**** Listed records

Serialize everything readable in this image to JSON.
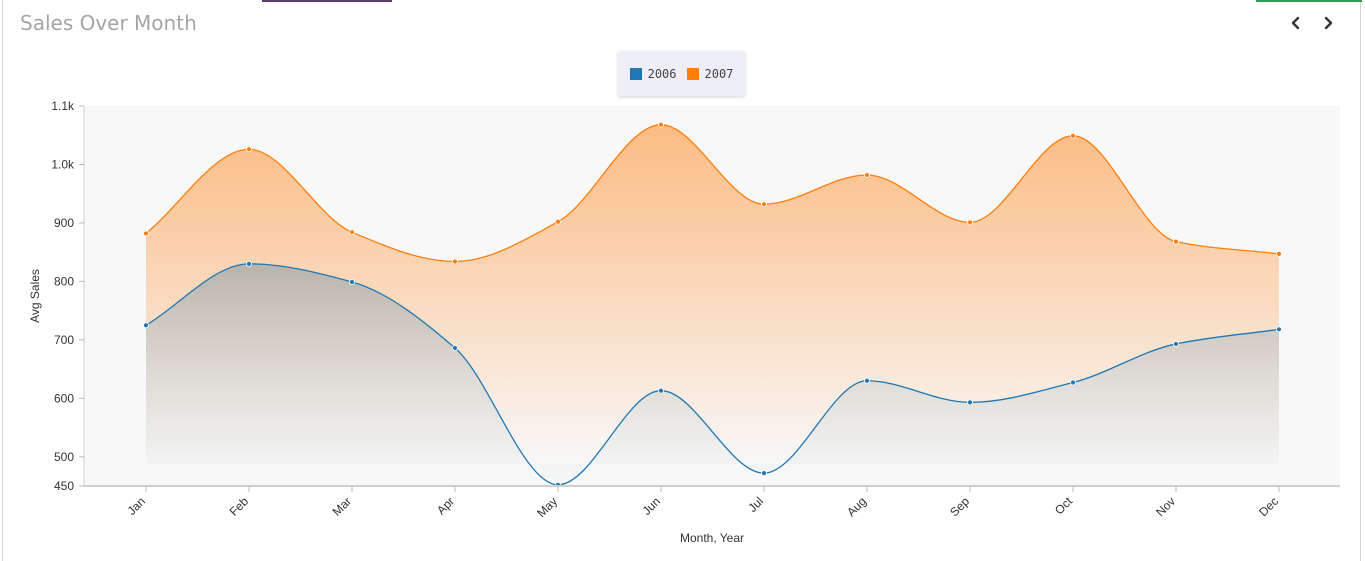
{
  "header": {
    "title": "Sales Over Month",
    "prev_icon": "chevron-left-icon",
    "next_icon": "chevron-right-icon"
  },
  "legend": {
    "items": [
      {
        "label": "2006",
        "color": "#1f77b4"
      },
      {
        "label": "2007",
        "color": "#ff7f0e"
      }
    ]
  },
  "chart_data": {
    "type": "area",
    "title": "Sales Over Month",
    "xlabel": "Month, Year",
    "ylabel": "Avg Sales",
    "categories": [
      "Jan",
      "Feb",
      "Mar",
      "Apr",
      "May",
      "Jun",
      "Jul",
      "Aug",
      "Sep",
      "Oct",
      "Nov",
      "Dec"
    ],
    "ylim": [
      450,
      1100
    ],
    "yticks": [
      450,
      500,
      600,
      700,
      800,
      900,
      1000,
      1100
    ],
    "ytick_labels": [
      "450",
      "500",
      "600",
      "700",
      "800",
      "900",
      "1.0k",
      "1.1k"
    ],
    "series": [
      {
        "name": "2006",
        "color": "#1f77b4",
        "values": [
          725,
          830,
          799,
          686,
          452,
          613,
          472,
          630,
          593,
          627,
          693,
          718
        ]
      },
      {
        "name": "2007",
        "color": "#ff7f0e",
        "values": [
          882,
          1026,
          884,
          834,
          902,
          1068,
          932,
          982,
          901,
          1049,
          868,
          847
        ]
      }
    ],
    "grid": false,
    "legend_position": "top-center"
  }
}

********

#### [Task description]
Transcribe the listing in full. Omit the pictures and keep every line exact.

#### [Correct result]
Serialize everything readable in this image to JSON.
{
  "header": {
    "title": "Sales Over Month",
    "prev_icon": "chevron-left-icon",
    "next_icon": "chevron-right-icon"
  },
  "legend": {
    "items": [
      {
        "label": "2006",
        "color": "#1f77b4"
      },
      {
        "label": "2007",
        "color": "#ff7f0e"
      }
    ]
  },
  "chart_data": {
    "type": "area",
    "title": "Sales Over Month",
    "xlabel": "Month, Year",
    "ylabel": "Avg Sales",
    "categories": [
      "Jan",
      "Feb",
      "Mar",
      "Apr",
      "May",
      "Jun",
      "Jul",
      "Aug",
      "Sep",
      "Oct",
      "Nov",
      "Dec"
    ],
    "ylim": [
      450,
      1100
    ],
    "yticks": [
      450,
      500,
      600,
      700,
      800,
      900,
      1000,
      1100
    ],
    "ytick_labels": [
      "450",
      "500",
      "600",
      "700",
      "800",
      "900",
      "1.0k",
      "1.1k"
    ],
    "series": [
      {
        "name": "2006",
        "color": "#1f77b4",
        "values": [
          725,
          830,
          799,
          686,
          452,
          613,
          472,
          630,
          593,
          627,
          693,
          718
        ]
      },
      {
        "name": "2007",
        "color": "#ff7f0e",
        "values": [
          882,
          1026,
          884,
          834,
          902,
          1068,
          932,
          982,
          901,
          1049,
          868,
          847
        ]
      }
    ],
    "grid": false,
    "legend_position": "top-center"
  }
}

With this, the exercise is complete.